Exercise requirements:
Determine which lines of the records include the word "LOWTHER", and copy them.
%%
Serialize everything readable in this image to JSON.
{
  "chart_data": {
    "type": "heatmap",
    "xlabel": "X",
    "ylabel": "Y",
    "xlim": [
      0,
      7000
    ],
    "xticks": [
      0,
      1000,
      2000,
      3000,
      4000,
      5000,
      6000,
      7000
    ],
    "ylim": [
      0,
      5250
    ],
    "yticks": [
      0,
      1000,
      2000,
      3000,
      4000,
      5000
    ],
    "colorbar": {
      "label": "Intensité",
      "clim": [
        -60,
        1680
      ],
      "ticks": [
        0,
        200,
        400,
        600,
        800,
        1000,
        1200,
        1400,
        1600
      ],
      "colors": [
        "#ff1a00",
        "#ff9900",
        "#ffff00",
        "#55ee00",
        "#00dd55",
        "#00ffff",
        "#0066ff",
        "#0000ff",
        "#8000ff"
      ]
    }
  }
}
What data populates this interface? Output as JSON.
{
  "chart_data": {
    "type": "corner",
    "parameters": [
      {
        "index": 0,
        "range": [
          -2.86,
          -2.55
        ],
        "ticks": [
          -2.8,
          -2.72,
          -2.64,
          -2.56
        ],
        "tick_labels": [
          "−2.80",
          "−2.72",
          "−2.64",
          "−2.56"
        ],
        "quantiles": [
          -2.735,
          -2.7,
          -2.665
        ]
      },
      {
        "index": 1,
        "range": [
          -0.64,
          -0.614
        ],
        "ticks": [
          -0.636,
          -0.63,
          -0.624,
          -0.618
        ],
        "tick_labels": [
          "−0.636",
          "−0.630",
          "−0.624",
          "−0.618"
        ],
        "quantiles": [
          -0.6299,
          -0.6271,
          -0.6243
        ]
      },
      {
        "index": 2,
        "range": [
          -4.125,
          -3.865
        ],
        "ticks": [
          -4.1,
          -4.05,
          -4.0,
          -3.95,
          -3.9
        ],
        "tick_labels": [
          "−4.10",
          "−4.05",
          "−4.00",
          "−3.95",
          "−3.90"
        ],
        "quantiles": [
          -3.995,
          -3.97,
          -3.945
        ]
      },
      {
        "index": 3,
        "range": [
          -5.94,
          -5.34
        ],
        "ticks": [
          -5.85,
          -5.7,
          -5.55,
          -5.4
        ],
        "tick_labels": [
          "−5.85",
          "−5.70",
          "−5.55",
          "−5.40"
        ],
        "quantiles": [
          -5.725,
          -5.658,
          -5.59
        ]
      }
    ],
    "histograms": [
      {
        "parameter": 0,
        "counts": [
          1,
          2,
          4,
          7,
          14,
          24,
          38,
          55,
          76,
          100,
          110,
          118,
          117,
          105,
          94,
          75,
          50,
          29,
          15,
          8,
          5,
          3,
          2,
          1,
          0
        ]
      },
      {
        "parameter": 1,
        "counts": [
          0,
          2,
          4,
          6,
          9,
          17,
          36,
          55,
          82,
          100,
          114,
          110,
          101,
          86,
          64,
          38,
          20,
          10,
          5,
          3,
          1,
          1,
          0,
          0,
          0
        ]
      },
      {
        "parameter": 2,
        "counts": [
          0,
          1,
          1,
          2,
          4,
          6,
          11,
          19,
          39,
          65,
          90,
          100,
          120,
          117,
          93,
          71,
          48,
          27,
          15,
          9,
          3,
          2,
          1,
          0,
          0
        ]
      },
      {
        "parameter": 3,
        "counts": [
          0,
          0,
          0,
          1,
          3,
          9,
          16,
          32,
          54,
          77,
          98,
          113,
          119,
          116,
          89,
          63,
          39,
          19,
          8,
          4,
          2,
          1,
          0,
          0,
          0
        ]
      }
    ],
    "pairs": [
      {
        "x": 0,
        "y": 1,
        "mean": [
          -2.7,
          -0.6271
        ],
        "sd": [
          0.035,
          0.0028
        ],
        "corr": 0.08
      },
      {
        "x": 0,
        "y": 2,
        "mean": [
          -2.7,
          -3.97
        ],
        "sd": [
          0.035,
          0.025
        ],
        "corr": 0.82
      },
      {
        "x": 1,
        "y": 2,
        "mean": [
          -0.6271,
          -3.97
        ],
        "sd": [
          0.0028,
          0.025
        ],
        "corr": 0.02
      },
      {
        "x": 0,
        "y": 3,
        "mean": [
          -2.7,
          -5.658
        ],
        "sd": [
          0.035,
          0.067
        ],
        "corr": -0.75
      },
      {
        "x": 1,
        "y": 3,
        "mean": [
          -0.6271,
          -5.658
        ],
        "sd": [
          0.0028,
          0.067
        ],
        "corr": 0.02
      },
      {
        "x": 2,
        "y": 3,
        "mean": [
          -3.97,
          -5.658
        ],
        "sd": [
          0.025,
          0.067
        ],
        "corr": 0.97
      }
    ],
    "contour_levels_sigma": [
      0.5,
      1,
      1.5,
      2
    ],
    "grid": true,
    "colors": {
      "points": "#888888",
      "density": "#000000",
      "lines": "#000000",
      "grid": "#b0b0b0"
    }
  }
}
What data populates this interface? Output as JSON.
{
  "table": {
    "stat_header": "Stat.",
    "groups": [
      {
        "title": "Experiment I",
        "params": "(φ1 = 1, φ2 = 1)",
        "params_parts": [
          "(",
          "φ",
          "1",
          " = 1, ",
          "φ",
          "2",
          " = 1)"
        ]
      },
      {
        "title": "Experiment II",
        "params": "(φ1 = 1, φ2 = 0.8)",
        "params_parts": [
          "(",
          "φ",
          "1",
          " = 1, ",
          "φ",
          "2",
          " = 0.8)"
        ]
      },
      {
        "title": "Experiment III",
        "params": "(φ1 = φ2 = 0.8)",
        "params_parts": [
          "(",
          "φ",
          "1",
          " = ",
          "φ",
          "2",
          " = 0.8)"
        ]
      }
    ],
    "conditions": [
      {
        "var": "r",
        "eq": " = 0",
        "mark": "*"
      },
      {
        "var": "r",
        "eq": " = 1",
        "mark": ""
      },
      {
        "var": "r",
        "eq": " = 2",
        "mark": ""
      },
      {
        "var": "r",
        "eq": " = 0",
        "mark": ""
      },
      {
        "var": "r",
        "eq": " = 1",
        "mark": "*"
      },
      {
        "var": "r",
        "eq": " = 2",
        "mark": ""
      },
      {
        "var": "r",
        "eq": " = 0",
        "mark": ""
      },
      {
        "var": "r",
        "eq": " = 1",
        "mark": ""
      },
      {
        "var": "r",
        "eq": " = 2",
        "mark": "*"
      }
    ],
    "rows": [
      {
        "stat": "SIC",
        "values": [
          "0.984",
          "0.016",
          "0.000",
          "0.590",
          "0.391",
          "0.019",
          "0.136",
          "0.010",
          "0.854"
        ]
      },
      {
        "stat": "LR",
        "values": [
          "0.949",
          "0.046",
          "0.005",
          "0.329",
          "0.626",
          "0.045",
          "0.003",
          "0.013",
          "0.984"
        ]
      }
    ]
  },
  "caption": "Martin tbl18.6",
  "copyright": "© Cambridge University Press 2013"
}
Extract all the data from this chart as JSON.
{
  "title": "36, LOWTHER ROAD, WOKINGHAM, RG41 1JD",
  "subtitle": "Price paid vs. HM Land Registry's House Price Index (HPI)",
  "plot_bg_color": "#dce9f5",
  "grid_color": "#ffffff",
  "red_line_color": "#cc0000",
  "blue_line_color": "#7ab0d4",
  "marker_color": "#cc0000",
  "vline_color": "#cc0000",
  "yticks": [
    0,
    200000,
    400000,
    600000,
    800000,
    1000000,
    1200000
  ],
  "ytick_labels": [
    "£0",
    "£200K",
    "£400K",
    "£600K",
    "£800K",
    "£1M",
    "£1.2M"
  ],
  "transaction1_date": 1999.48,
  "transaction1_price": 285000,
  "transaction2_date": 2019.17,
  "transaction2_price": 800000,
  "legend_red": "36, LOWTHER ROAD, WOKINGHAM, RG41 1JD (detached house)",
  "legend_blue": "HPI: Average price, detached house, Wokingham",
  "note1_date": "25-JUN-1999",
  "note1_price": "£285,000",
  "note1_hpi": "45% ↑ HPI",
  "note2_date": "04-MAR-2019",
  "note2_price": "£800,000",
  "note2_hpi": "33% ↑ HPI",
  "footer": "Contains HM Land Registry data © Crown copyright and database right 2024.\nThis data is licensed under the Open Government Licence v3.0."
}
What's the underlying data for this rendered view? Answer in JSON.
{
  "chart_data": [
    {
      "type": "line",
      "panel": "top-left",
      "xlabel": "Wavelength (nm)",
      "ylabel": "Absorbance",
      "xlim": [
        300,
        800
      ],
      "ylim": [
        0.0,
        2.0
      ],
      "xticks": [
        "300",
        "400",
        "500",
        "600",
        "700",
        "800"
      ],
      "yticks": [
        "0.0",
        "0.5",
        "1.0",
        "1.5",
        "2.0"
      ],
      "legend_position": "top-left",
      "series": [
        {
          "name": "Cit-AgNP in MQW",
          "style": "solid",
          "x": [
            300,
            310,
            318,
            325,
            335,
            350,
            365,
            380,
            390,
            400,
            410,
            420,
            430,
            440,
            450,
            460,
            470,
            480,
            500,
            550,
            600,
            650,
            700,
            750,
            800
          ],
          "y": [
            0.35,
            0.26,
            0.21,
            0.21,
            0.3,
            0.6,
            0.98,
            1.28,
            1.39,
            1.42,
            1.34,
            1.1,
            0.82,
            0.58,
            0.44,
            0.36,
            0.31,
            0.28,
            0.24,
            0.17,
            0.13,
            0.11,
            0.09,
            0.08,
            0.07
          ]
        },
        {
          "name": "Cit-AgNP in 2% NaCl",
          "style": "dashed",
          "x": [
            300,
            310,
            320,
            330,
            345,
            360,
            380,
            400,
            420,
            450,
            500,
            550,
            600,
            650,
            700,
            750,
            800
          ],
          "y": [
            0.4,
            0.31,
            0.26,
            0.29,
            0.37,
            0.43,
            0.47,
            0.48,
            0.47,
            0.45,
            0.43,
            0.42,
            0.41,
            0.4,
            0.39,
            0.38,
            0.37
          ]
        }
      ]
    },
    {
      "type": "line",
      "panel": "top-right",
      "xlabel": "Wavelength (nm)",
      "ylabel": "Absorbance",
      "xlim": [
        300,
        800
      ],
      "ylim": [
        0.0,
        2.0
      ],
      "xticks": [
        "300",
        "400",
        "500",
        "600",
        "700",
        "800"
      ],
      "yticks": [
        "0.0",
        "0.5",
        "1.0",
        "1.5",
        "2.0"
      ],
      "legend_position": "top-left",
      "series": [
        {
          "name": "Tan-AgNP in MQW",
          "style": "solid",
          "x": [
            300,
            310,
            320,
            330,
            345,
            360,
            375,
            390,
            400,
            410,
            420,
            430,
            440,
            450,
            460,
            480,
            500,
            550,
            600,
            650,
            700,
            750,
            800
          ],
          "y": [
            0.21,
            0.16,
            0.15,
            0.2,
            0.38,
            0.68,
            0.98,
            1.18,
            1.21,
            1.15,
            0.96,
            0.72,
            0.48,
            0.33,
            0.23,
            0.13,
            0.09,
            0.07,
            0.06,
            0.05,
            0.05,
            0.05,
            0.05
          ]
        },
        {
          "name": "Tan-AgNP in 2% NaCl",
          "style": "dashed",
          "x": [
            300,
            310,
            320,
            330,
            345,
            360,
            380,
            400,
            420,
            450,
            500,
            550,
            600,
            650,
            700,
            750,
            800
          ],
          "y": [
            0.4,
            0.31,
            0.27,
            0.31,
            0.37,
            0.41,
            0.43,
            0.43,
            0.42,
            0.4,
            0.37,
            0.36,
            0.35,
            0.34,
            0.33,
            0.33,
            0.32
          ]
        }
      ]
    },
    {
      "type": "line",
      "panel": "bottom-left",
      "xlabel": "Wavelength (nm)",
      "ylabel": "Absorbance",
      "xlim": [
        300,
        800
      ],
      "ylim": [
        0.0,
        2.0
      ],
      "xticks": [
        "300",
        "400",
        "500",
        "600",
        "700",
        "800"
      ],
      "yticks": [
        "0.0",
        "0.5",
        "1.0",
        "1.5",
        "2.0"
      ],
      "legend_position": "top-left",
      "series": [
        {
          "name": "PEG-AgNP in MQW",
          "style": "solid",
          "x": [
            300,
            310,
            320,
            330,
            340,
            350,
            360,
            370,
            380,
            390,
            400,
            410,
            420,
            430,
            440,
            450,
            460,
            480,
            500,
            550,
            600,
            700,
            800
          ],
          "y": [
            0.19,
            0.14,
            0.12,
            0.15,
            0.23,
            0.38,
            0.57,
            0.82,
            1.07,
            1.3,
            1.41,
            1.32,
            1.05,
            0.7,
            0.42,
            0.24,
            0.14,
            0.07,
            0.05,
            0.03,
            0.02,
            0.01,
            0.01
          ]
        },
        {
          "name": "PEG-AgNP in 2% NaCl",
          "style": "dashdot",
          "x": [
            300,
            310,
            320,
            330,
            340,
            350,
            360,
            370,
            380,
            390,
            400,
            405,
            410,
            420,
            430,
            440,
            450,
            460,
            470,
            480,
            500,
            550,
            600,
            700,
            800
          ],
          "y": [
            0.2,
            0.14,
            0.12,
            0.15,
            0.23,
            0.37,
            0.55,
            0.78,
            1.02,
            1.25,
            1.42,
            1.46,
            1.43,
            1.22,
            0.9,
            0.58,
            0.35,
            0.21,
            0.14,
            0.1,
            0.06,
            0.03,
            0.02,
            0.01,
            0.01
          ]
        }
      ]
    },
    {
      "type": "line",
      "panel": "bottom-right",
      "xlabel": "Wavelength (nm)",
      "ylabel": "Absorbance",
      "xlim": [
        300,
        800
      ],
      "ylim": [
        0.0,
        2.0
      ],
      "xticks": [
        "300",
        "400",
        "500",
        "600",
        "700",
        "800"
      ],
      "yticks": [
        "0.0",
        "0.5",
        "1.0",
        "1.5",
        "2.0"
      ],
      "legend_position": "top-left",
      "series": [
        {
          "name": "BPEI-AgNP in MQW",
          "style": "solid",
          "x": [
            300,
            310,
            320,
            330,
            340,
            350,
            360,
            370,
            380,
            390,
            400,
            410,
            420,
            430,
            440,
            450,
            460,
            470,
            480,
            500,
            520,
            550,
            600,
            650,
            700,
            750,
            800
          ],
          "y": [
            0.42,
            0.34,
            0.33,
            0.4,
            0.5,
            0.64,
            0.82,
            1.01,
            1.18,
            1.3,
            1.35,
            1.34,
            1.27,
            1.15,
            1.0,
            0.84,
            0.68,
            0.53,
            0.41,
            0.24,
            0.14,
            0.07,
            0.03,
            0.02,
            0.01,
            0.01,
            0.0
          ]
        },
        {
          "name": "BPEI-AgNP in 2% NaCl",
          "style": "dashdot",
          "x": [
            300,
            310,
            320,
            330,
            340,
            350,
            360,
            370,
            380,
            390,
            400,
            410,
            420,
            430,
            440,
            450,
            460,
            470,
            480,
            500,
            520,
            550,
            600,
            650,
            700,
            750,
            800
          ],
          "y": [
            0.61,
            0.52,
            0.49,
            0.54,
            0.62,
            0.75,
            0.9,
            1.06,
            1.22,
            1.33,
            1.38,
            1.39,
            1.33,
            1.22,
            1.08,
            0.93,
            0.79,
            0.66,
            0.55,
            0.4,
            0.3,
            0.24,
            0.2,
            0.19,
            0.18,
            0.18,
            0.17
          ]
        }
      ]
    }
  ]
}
%%
Task output:
  "title": "36, LOWTHER ROAD, WOKINGHAM, RG41 1JD",
  "legend_red": "36, LOWTHER ROAD, WOKINGHAM, RG41 1JD (detached house)",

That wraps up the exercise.